Will you output the entries below exactly, skipping every image they contain?

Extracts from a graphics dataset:
☆ ☆ ☆
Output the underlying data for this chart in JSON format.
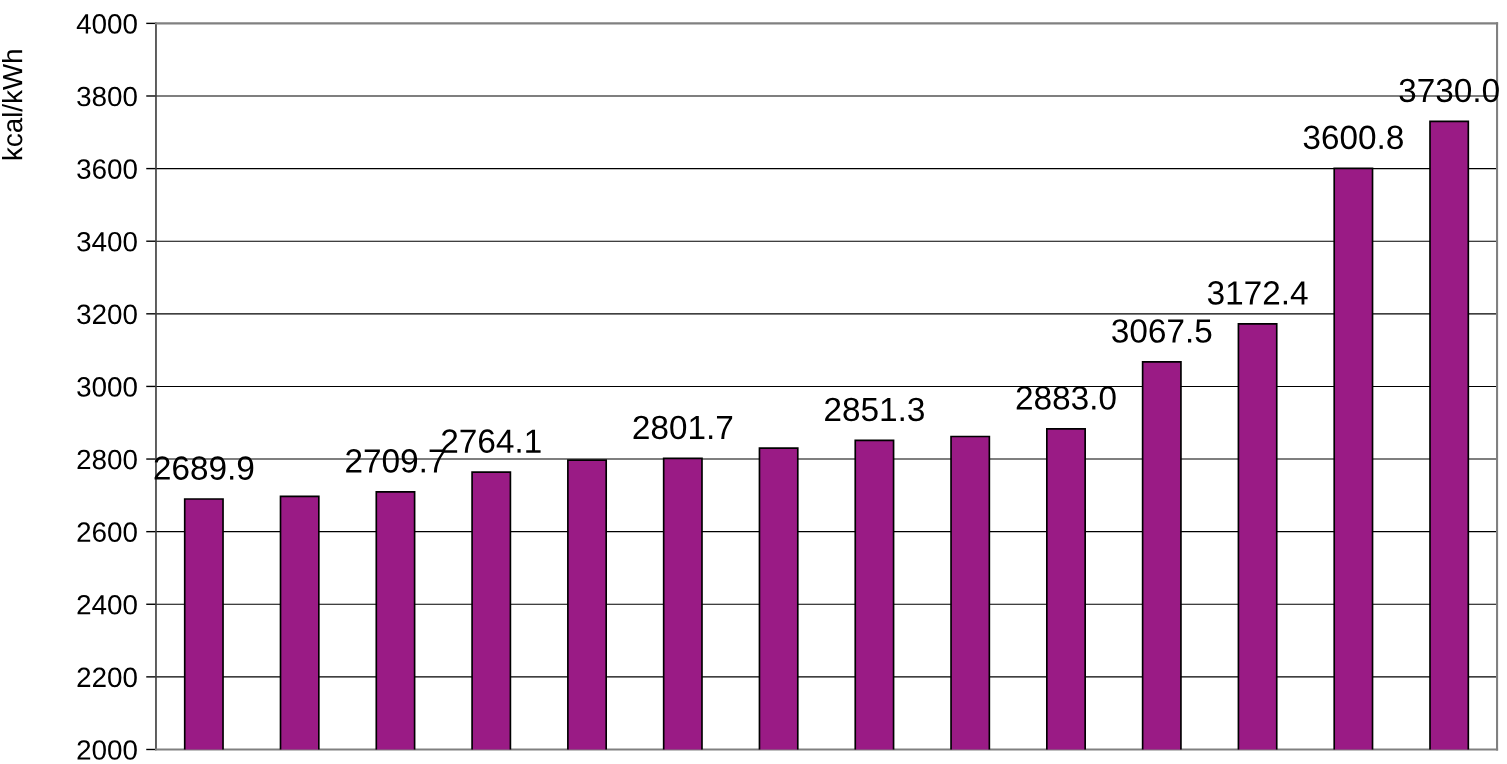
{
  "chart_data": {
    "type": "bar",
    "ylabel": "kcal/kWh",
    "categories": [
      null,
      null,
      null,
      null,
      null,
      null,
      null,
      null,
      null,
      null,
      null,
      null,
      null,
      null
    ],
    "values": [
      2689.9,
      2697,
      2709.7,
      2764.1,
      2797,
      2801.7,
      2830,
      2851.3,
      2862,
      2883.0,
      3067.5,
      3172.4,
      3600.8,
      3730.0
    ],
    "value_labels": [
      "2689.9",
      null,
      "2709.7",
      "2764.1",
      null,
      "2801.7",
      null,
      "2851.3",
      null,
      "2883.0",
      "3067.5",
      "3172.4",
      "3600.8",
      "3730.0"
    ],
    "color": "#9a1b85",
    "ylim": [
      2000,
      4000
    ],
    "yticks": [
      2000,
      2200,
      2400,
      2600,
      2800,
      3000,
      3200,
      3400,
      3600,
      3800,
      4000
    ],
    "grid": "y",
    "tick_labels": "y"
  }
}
☆ ☆ ☆
• **Solution to this task**
Output the underlying data for this chart in JSON format.
{
  "chart_data": {
    "type": "bar",
    "ylabel": "kcal/kWh",
    "categories": [
      null,
      null,
      null,
      null,
      null,
      null,
      null,
      null,
      null,
      null,
      null,
      null,
      null,
      null
    ],
    "values": [
      2689.9,
      2697,
      2709.7,
      2764.1,
      2797,
      2801.7,
      2830,
      2851.3,
      2862,
      2883.0,
      3067.5,
      3172.4,
      3600.8,
      3730.0
    ],
    "value_labels": [
      "2689.9",
      null,
      "2709.7",
      "2764.1",
      null,
      "2801.7",
      null,
      "2851.3",
      null,
      "2883.0",
      "3067.5",
      "3172.4",
      "3600.8",
      "3730.0"
    ],
    "color": "#9a1b85",
    "ylim": [
      2000,
      4000
    ],
    "yticks": [
      2000,
      2200,
      2400,
      2600,
      2800,
      3000,
      3200,
      3400,
      3600,
      3800,
      4000
    ],
    "grid": "y",
    "tick_labels": "y"
  }
}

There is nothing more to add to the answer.